From the entries below, copy every line holding the word "text".

### Data provided ###

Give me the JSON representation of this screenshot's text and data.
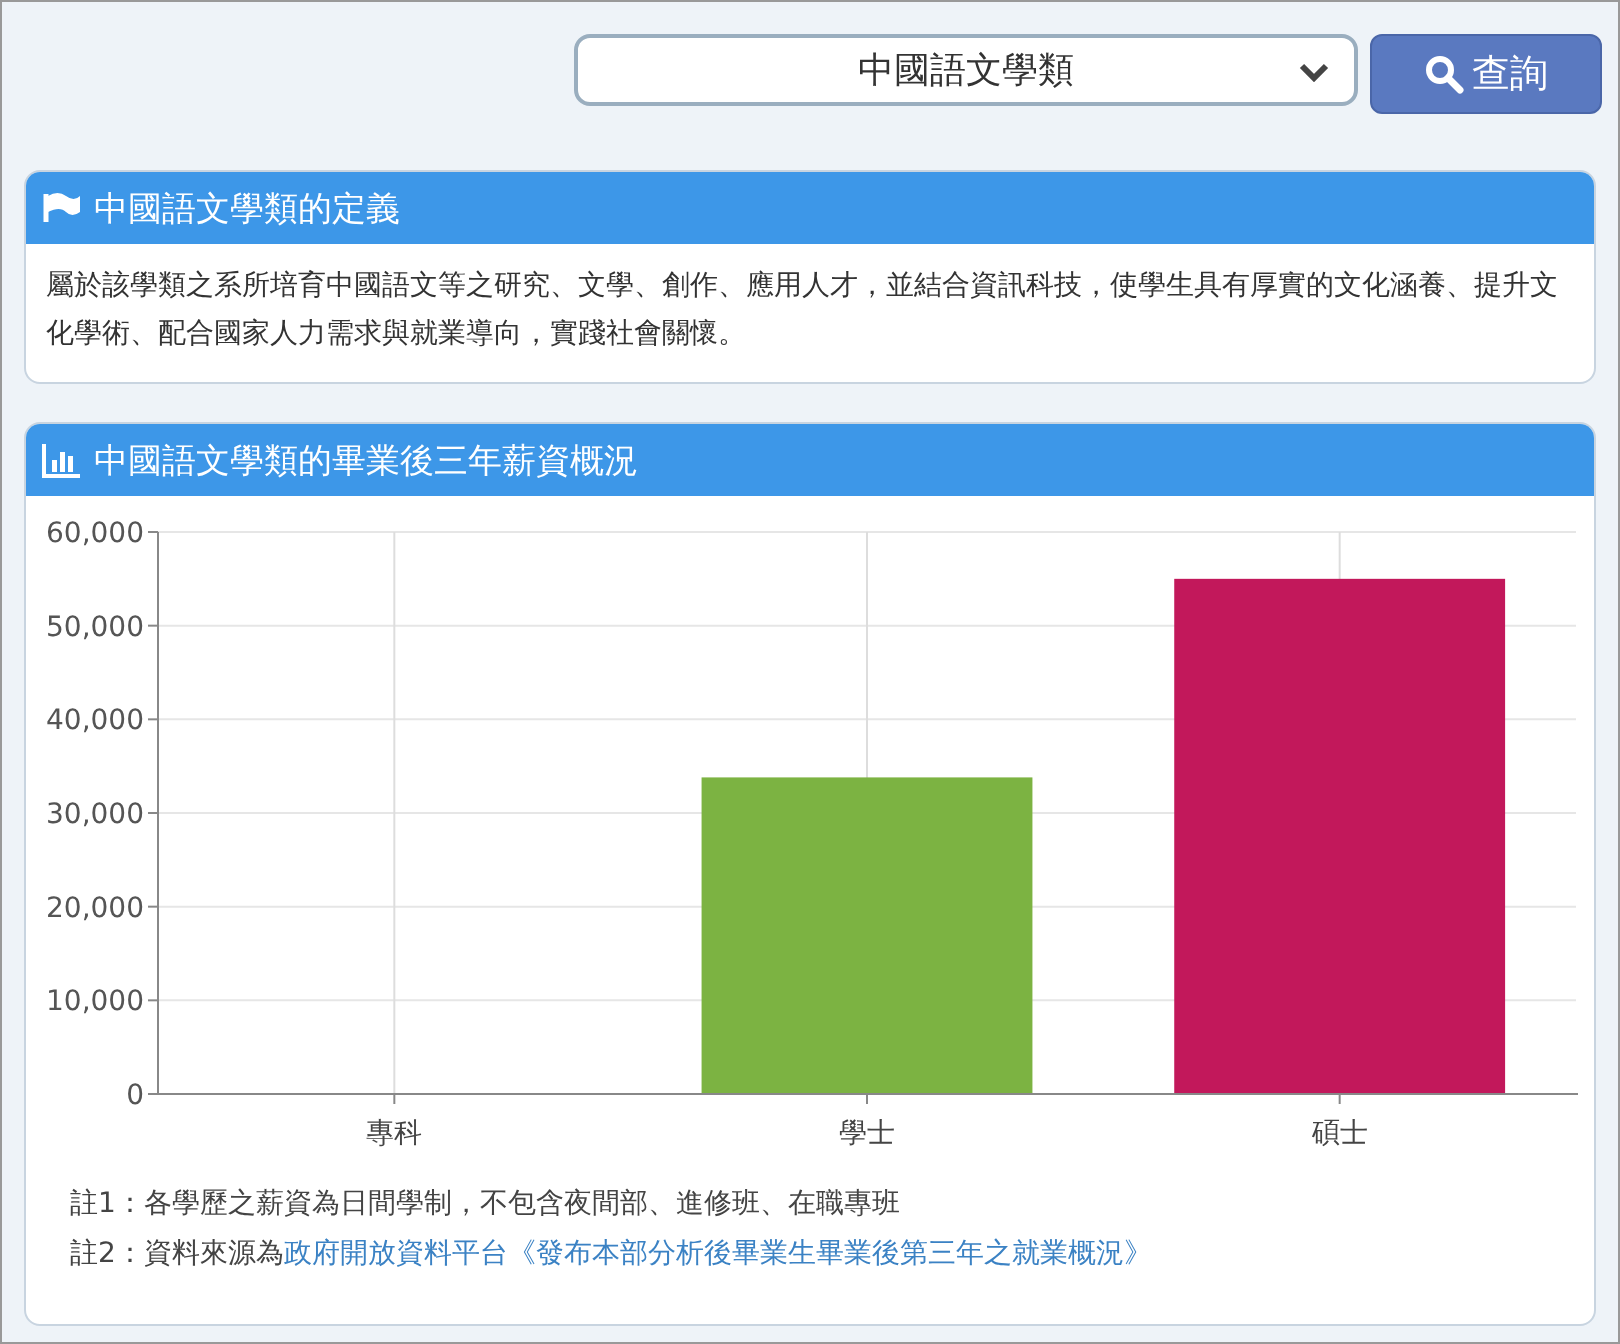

###
### Data provided ###

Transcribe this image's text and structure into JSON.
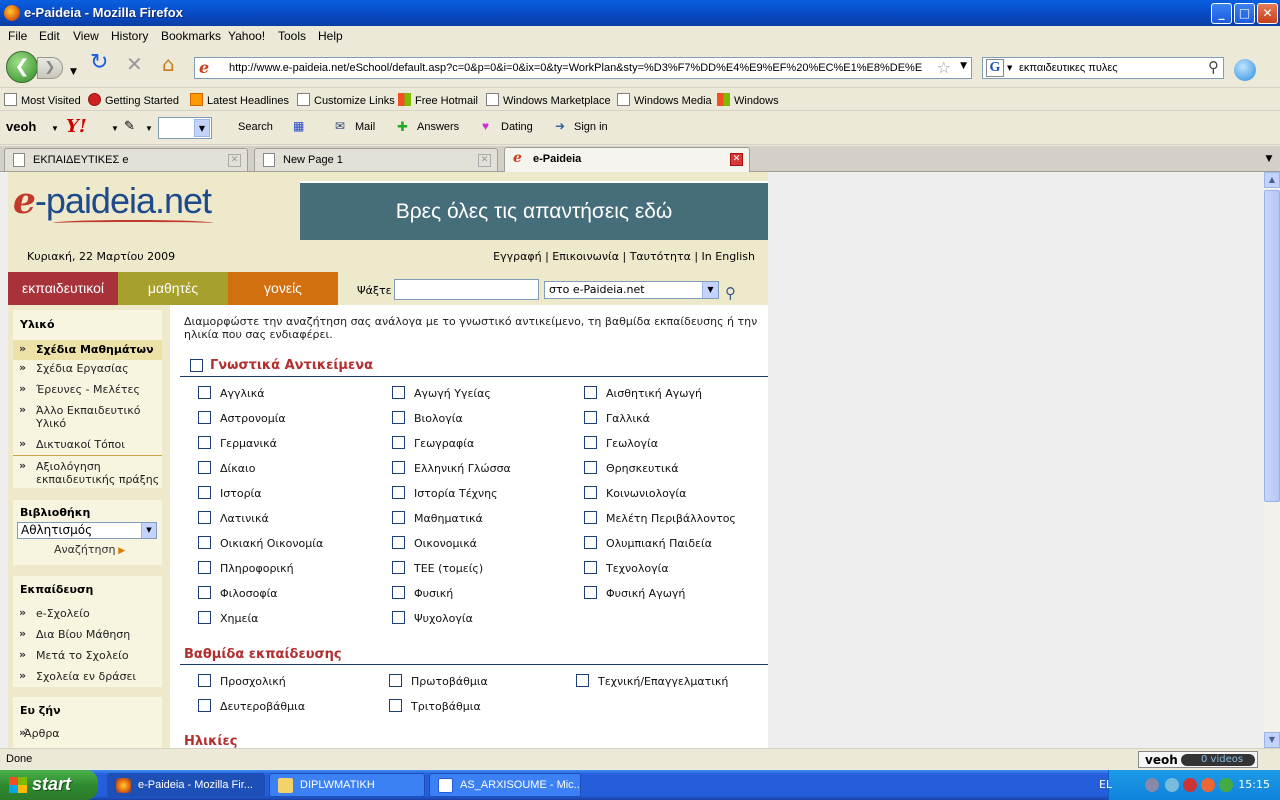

###
### Data provided ###

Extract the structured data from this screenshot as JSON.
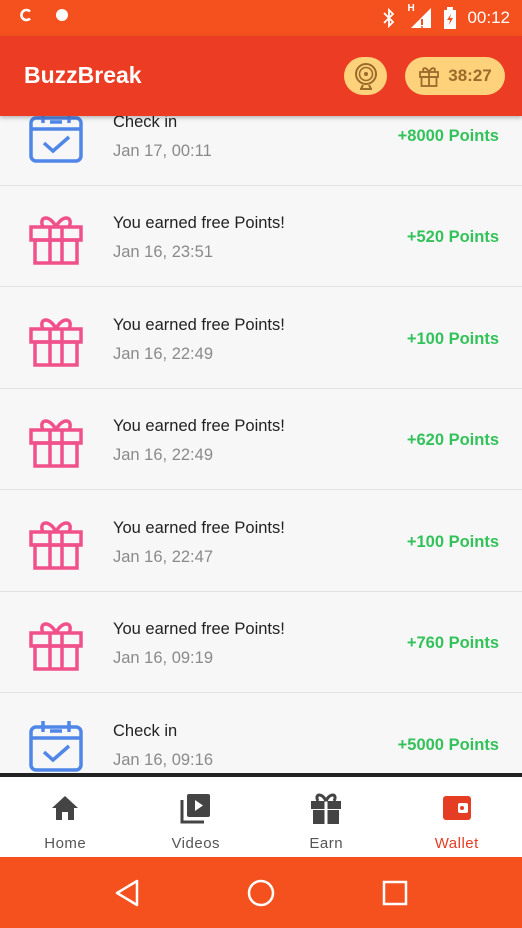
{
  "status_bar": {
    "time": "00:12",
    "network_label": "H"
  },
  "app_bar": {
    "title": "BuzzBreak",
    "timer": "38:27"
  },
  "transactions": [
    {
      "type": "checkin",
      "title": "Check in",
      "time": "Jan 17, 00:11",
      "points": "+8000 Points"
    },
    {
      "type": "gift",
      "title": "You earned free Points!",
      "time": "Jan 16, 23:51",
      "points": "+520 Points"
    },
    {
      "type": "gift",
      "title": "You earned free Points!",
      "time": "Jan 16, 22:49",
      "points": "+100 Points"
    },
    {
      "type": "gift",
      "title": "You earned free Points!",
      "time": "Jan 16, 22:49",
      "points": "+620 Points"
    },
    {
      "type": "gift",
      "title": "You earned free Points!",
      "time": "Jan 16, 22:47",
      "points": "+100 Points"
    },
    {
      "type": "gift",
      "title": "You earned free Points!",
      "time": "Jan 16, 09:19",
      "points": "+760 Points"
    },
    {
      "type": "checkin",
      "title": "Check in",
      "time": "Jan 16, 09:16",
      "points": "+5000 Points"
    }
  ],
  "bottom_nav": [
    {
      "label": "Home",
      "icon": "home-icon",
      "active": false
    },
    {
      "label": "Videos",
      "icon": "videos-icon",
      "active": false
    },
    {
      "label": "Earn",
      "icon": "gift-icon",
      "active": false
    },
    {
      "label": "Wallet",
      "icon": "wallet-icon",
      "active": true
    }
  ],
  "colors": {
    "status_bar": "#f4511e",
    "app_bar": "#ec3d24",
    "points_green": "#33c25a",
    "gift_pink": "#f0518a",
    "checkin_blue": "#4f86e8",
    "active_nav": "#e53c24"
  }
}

###

— Full response —
Give me the JSON representation of this screenshot's text and data.
Transcribe this image's text and structure into JSON.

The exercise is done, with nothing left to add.